─── DATASET EXTRACT ───

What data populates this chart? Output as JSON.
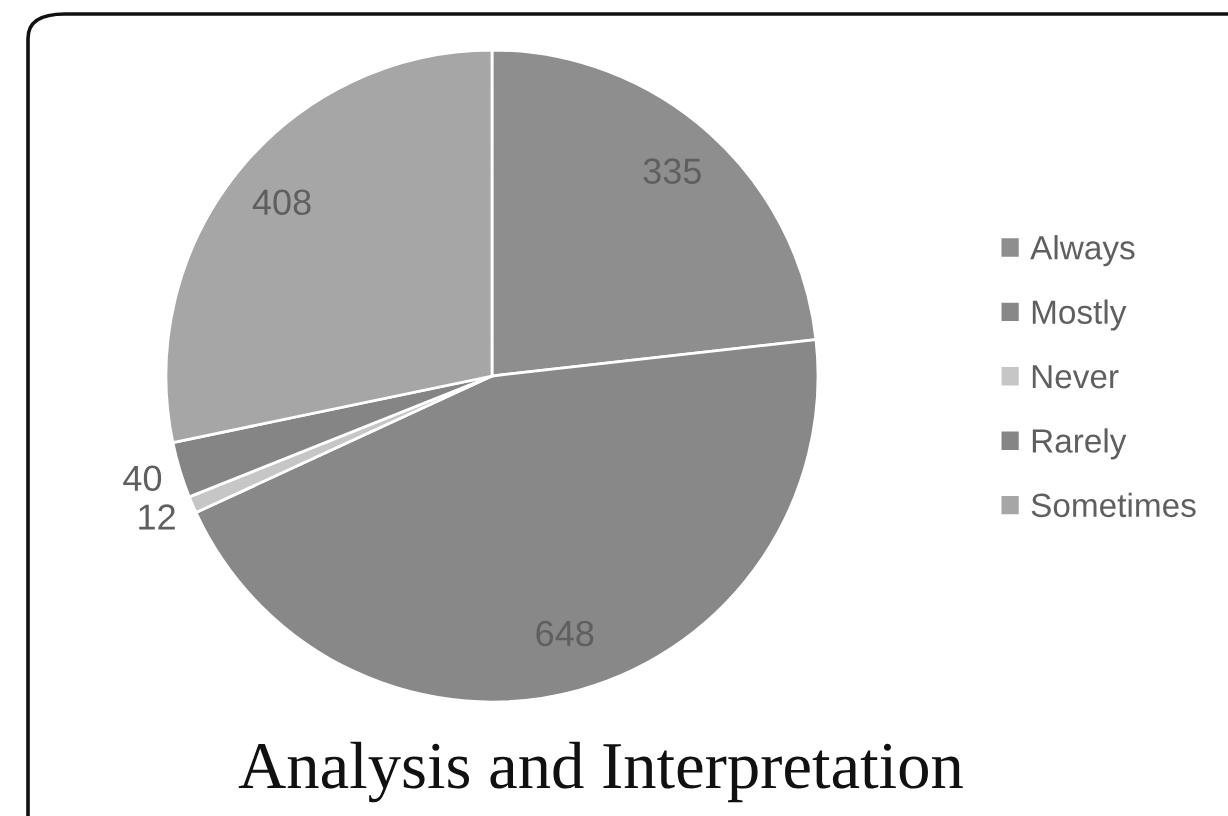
{
  "chart_data": {
    "type": "pie",
    "title": "Analysis and Interpretation",
    "categories": [
      "Always",
      "Mostly",
      "Never",
      "Rarely",
      "Sometimes"
    ],
    "values": [
      335,
      648,
      12,
      40,
      408
    ],
    "colors": [
      "#8e8e8e",
      "#888888",
      "#c6c6c6",
      "#858585",
      "#a6a6a6"
    ],
    "data_labels": true,
    "legend": "right"
  }
}
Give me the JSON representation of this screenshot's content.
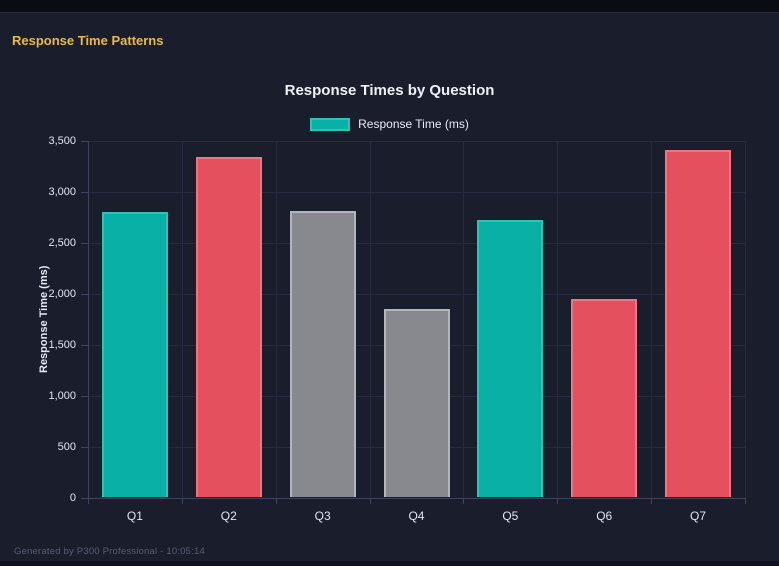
{
  "page": {
    "title": "Response Time Patterns"
  },
  "chart_data": {
    "type": "bar",
    "title": "Response Times by Question",
    "legend": [
      {
        "label": "Response Time (ms)",
        "color": "#09b0a6"
      }
    ],
    "legend_position": "top",
    "categories": [
      "Q1",
      "Q2",
      "Q3",
      "Q4",
      "Q5",
      "Q6",
      "Q7"
    ],
    "values": [
      2790,
      3330,
      2800,
      1840,
      2720,
      1940,
      3400
    ],
    "bar_colors": [
      "teal",
      "red",
      "gray",
      "gray",
      "teal",
      "red",
      "red"
    ],
    "palette": {
      "teal": {
        "fill": "#09b0a6",
        "border": "#2fc2b6"
      },
      "red": {
        "fill": "#e5505e",
        "border": "#ee7680"
      },
      "gray": {
        "fill": "#87898f",
        "border": "#b3b5bb"
      }
    },
    "xlabel": "",
    "ylabel": "Response Time (ms)",
    "ylim": [
      0,
      3500
    ],
    "y_tick_step": 500,
    "y_tick_labels": [
      "0",
      "500",
      "1,000",
      "1,500",
      "2,000",
      "2,500",
      "3,000",
      "3,500"
    ],
    "grid": true
  },
  "footer": {
    "text": "Generated by P300 Professional - 10:05:14"
  }
}
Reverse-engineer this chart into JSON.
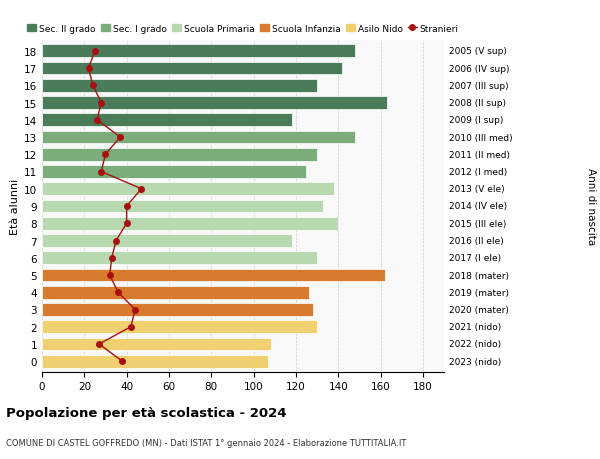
{
  "ages": [
    18,
    17,
    16,
    15,
    14,
    13,
    12,
    11,
    10,
    9,
    8,
    7,
    6,
    5,
    4,
    3,
    2,
    1,
    0
  ],
  "anni_nascita": [
    "2005 (V sup)",
    "2006 (IV sup)",
    "2007 (III sup)",
    "2008 (II sup)",
    "2009 (I sup)",
    "2010 (III med)",
    "2011 (II med)",
    "2012 (I med)",
    "2013 (V ele)",
    "2014 (IV ele)",
    "2015 (III ele)",
    "2016 (II ele)",
    "2017 (I ele)",
    "2018 (mater)",
    "2019 (mater)",
    "2020 (mater)",
    "2021 (nido)",
    "2022 (nido)",
    "2023 (nido)"
  ],
  "bar_values": [
    148,
    142,
    130,
    163,
    118,
    148,
    130,
    125,
    138,
    133,
    140,
    118,
    130,
    162,
    126,
    128,
    130,
    108,
    107
  ],
  "stranieri": [
    25,
    22,
    24,
    28,
    26,
    37,
    30,
    28,
    47,
    40,
    40,
    35,
    33,
    32,
    36,
    44,
    42,
    27,
    38
  ],
  "bar_colors": [
    "#4a7c59",
    "#4a7c59",
    "#4a7c59",
    "#4a7c59",
    "#4a7c59",
    "#7aad7a",
    "#7aad7a",
    "#7aad7a",
    "#b8d8b0",
    "#b8d8b0",
    "#b8d8b0",
    "#b8d8b0",
    "#b8d8b0",
    "#d97b2e",
    "#d97b2e",
    "#d97b2e",
    "#f0d070",
    "#f0d070",
    "#f0d070"
  ],
  "legend_labels": [
    "Sec. II grado",
    "Sec. I grado",
    "Scuola Primaria",
    "Scuola Infanzia",
    "Asilo Nido",
    "Stranieri"
  ],
  "legend_colors": [
    "#4a7c59",
    "#7aad7a",
    "#b8d8b0",
    "#d97b2e",
    "#f0d070",
    "#a81010"
  ],
  "stranieri_color": "#a81010",
  "title": "Popolazione per età scolastica - 2024",
  "subtitle": "COMUNE DI CASTEL GOFFREDO (MN) - Dati ISTAT 1° gennaio 2024 - Elaborazione TUTTITALIA.IT",
  "ylabel_left": "Età alunni",
  "ylabel_right": "Anni di nascita",
  "xlim": [
    0,
    190
  ],
  "xticks": [
    0,
    20,
    40,
    60,
    80,
    100,
    120,
    140,
    160,
    180
  ],
  "background_color": "#ffffff",
  "plot_bg_color": "#f9f9f9",
  "grid_color": "#cccccc"
}
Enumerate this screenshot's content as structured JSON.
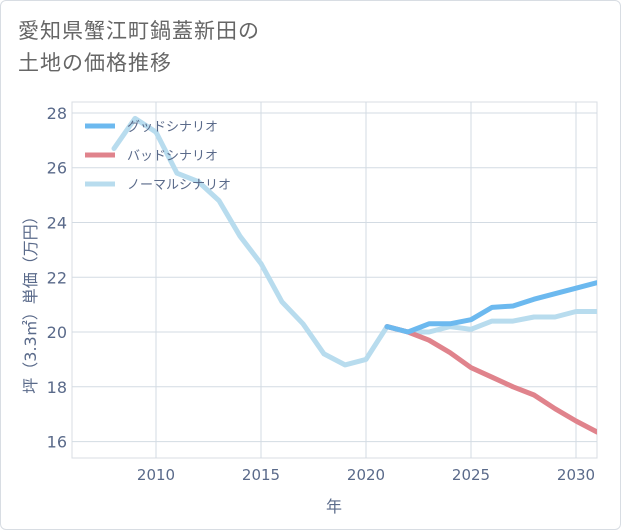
{
  "title_lines": [
    "愛知県蟹江町鍋蓋新田の",
    "土地の価格推移"
  ],
  "chart_data": {
    "type": "line",
    "title": "愛知県蟹江町鍋蓋新田の土地の価格推移",
    "xlabel": "年",
    "ylabel": "坪（3.3㎡）単価（万円）",
    "xlim": [
      2006,
      2031
    ],
    "ylim": [
      15.4,
      28.4
    ],
    "xticks": [
      2010,
      2015,
      2020,
      2025,
      2030
    ],
    "yticks": [
      16,
      18,
      20,
      22,
      24,
      26,
      28
    ],
    "grid": true,
    "legend_position": "top-left",
    "series": [
      {
        "name": "グッドシナリオ",
        "color": "#6cb9ef",
        "x": [
          2021,
          2022,
          2023,
          2024,
          2025,
          2026,
          2027,
          2028,
          2029,
          2030,
          2031
        ],
        "y": [
          20.2,
          20.0,
          20.3,
          20.3,
          20.45,
          20.9,
          20.95,
          21.2,
          21.4,
          21.6,
          21.8
        ]
      },
      {
        "name": "バッドシナリオ",
        "color": "#e0838c",
        "x": [
          2021,
          2022,
          2023,
          2024,
          2025,
          2026,
          2027,
          2028,
          2029,
          2030,
          2031
        ],
        "y": [
          20.2,
          20.0,
          19.7,
          19.25,
          18.7,
          18.35,
          18.0,
          17.7,
          17.2,
          16.75,
          16.35
        ]
      },
      {
        "name": "ノーマルシナリオ",
        "color": "#b8dcee",
        "x": [
          2008,
          2009,
          2010,
          2011,
          2012,
          2013,
          2014,
          2015,
          2016,
          2017,
          2018,
          2019,
          2020,
          2021,
          2022,
          2023,
          2024,
          2025,
          2026,
          2027,
          2028,
          2029,
          2030,
          2031
        ],
        "y": [
          26.7,
          27.8,
          27.3,
          25.8,
          25.5,
          24.8,
          23.5,
          22.5,
          21.1,
          20.3,
          19.2,
          18.8,
          19.0,
          20.2,
          20.0,
          20.0,
          20.2,
          20.1,
          20.4,
          20.4,
          20.55,
          20.55,
          20.75,
          20.75
        ]
      }
    ]
  }
}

───

TO BE DONE: Return to the listing above and set it down exactly, leaving out its pictures.

TASK OUTPUT:
What data populates this chart? Output as JSON.
{
  "chart_data": {
    "type": "pie",
    "title": "Analysis and Interpretation",
    "categories": [
      "Always",
      "Mostly",
      "Never",
      "Rarely",
      "Sometimes"
    ],
    "values": [
      335,
      648,
      12,
      40,
      408
    ],
    "colors": [
      "#8e8e8e",
      "#888888",
      "#c6c6c6",
      "#858585",
      "#a6a6a6"
    ],
    "data_labels": true,
    "legend": "right"
  }
}
Give me the JSON representation of this screenshot's content.
{
  "page": {
    "title": "Response Time Patterns"
  },
  "chart_data": {
    "type": "bar",
    "title": "Response Times by Question",
    "legend": [
      {
        "label": "Response Time (ms)",
        "color": "#09b0a6"
      }
    ],
    "legend_position": "top",
    "categories": [
      "Q1",
      "Q2",
      "Q3",
      "Q4",
      "Q5",
      "Q6",
      "Q7"
    ],
    "values": [
      2790,
      3330,
      2800,
      1840,
      2720,
      1940,
      3400
    ],
    "bar_colors": [
      "teal",
      "red",
      "gray",
      "gray",
      "teal",
      "red",
      "red"
    ],
    "palette": {
      "teal": {
        "fill": "#09b0a6",
        "border": "#2fc2b6"
      },
      "red": {
        "fill": "#e5505e",
        "border": "#ee7680"
      },
      "gray": {
        "fill": "#87898f",
        "border": "#b3b5bb"
      }
    },
    "xlabel": "",
    "ylabel": "Response Time (ms)",
    "ylim": [
      0,
      3500
    ],
    "y_tick_step": 500,
    "y_tick_labels": [
      "0",
      "500",
      "1,000",
      "1,500",
      "2,000",
      "2,500",
      "3,000",
      "3,500"
    ],
    "grid": true
  },
  "footer": {
    "text": "Generated by P300 Professional - 10:05:14"
  }
}
Reverse-engineer this chart into JSON.
{
  "ages": [
    18,
    17,
    16,
    15,
    14,
    13,
    12,
    11,
    10,
    9,
    8,
    7,
    6,
    5,
    4,
    3,
    2,
    1,
    0
  ],
  "anni_nascita": [
    "2005 (V sup)",
    "2006 (IV sup)",
    "2007 (III sup)",
    "2008 (II sup)",
    "2009 (I sup)",
    "2010 (III med)",
    "2011 (II med)",
    "2012 (I med)",
    "2013 (V ele)",
    "2014 (IV ele)",
    "2015 (III ele)",
    "2016 (II ele)",
    "2017 (I ele)",
    "2018 (mater)",
    "2019 (mater)",
    "2020 (mater)",
    "2021 (nido)",
    "2022 (nido)",
    "2023 (nido)"
  ],
  "bar_values": [
    148,
    142,
    130,
    163,
    118,
    148,
    130,
    125,
    138,
    133,
    140,
    118,
    130,
    162,
    126,
    128,
    130,
    108,
    107
  ],
  "stranieri": [
    25,
    22,
    24,
    28,
    26,
    37,
    30,
    28,
    47,
    40,
    40,
    35,
    33,
    32,
    36,
    44,
    42,
    27,
    38
  ],
  "bar_colors": [
    "#4a7c59",
    "#4a7c59",
    "#4a7c59",
    "#4a7c59",
    "#4a7c59",
    "#7aad7a",
    "#7aad7a",
    "#7aad7a",
    "#b8d8b0",
    "#b8d8b0",
    "#b8d8b0",
    "#b8d8b0",
    "#b8d8b0",
    "#d97b2e",
    "#d97b2e",
    "#d97b2e",
    "#f0d070",
    "#f0d070",
    "#f0d070"
  ],
  "legend_labels": [
    "Sec. II grado",
    "Sec. I grado",
    "Scuola Primaria",
    "Scuola Infanzia",
    "Asilo Nido",
    "Stranieri"
  ],
  "legend_colors": [
    "#4a7c59",
    "#7aad7a",
    "#b8d8b0",
    "#d97b2e",
    "#f0d070",
    "#a81010"
  ],
  "stranieri_color": "#a81010",
  "title": "Popolazione per età scolastica - 2024",
  "subtitle": "COMUNE DI CASTEL GOFFREDO (MN) - Dati ISTAT 1° gennaio 2024 - Elaborazione TUTTITALIA.IT",
  "ylabel_left": "Età alunni",
  "ylabel_right": "Anni di nascita",
  "xlim": [
    0,
    190
  ],
  "xticks": [
    0,
    20,
    40,
    60,
    80,
    100,
    120,
    140,
    160,
    180
  ],
  "background_color": "#ffffff",
  "plot_bg_color": "#f9f9f9",
  "grid_color": "#cccccc"
}
Enumerate this screenshot's content as structured JSON.
{
  "title_lines": [
    "愛知県蟹江町鍋蓋新田の",
    "土地の価格推移"
  ],
  "chart_data": {
    "type": "line",
    "title": "愛知県蟹江町鍋蓋新田の土地の価格推移",
    "xlabel": "年",
    "ylabel": "坪（3.3㎡）単価（万円）",
    "xlim": [
      2006,
      2031
    ],
    "ylim": [
      15.4,
      28.4
    ],
    "xticks": [
      2010,
      2015,
      2020,
      2025,
      2030
    ],
    "yticks": [
      16,
      18,
      20,
      22,
      24,
      26,
      28
    ],
    "grid": true,
    "legend_position": "top-left",
    "series": [
      {
        "name": "グッドシナリオ",
        "color": "#6cb9ef",
        "x": [
          2021,
          2022,
          2023,
          2024,
          2025,
          2026,
          2027,
          2028,
          2029,
          2030,
          2031
        ],
        "y": [
          20.2,
          20.0,
          20.3,
          20.3,
          20.45,
          20.9,
          20.95,
          21.2,
          21.4,
          21.6,
          21.8
        ]
      },
      {
        "name": "バッドシナリオ",
        "color": "#e0838c",
        "x": [
          2021,
          2022,
          2023,
          2024,
          2025,
          2026,
          2027,
          2028,
          2029,
          2030,
          2031
        ],
        "y": [
          20.2,
          20.0,
          19.7,
          19.25,
          18.7,
          18.35,
          18.0,
          17.7,
          17.2,
          16.75,
          16.35
        ]
      },
      {
        "name": "ノーマルシナリオ",
        "color": "#b8dcee",
        "x": [
          2008,
          2009,
          2010,
          2011,
          2012,
          2013,
          2014,
          2015,
          2016,
          2017,
          2018,
          2019,
          2020,
          2021,
          2022,
          2023,
          2024,
          2025,
          2026,
          2027,
          2028,
          2029,
          2030,
          2031
        ],
        "y": [
          26.7,
          27.8,
          27.3,
          25.8,
          25.5,
          24.8,
          23.5,
          22.5,
          21.1,
          20.3,
          19.2,
          18.8,
          19.0,
          20.2,
          20.0,
          20.0,
          20.2,
          20.1,
          20.4,
          20.4,
          20.55,
          20.55,
          20.75,
          20.75
        ]
      }
    ]
  }
}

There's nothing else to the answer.